What to do
A: Copy out the text excerpt starting with "As the saying" and going on through "to be smug.", changing "threatened" to "unsettled".
B: Which event does the text excerpt give as an example, on a national level, of feeling threatened by another version of events?

Text excerpt
-*-*-

As a novelist, she insists that we should always ask: What
came first? Was there something that happened before the trigger? What is cause
and what is effect? What are the desires, needs, and intentions that are part
of this story? What is the impulse for our own actions and what are the likely
effects of our actions, both on individuals and on communities? How will it
end?
As the saying goes, the hysterical is
usually historical. Often, when we experience an intense level of
oppositional passion, it can be because we believe that our cause is just and the impediments
are huge. At the same time, it can also be because there is a mix of felt truths and unmet needs which
are preventing our ability to step back, to think and to analyze. When this happens, and when others share their picture and their evidence of what has
actually happened, we can feel threatened - especially when it differs from our own version of events. The 2016 American election could not be a
better example of this, on a national level, not that Canadians can afford to be smug.

-*-*-

Data shown
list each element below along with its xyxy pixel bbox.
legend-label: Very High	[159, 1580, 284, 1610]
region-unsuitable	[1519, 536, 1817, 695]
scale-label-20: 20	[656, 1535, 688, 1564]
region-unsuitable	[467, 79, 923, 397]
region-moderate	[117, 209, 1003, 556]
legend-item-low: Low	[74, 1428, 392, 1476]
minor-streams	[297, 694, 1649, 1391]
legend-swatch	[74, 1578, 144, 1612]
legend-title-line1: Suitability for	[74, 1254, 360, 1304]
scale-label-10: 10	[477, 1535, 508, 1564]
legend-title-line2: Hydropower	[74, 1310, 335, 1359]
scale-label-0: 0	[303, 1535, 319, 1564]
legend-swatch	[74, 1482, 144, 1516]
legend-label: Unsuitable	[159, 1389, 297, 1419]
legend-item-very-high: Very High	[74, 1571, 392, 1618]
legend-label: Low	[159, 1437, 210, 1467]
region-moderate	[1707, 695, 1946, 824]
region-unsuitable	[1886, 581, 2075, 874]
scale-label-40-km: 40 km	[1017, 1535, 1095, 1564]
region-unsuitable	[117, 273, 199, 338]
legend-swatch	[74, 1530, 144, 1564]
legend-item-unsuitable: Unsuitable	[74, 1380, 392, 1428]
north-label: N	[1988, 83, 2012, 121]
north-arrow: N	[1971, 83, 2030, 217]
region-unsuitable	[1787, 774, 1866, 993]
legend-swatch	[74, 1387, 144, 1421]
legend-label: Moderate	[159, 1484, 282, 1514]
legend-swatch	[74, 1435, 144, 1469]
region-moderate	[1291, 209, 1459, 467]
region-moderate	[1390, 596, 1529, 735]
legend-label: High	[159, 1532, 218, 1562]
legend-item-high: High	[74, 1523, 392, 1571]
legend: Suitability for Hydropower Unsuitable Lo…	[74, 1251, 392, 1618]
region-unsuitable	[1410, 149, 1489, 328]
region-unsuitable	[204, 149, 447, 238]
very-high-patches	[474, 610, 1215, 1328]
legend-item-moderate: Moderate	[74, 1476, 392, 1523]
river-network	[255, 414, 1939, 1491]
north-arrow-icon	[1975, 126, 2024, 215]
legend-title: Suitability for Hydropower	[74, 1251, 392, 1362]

-*-*-

List of solutions
A:
As the saying goes, the hysterical is
usually historical. Often, when we experience an intense level of
oppositional passion, it can be because we believe that our cause is just and the impediments
are huge. At the same time, it can also be because there is a mix of felt truths and unmet needs which
are preventing our ability to step back, to think and to analyze. When this happens, and when others share their picture and their evidence of what has
actually happened, we can feel unsettled - especially when it differs from our own version of events. The 2016 American election could not be a
better example of this, on a national level, not that Canadians can afford to be smug.

B: The 2016 American election.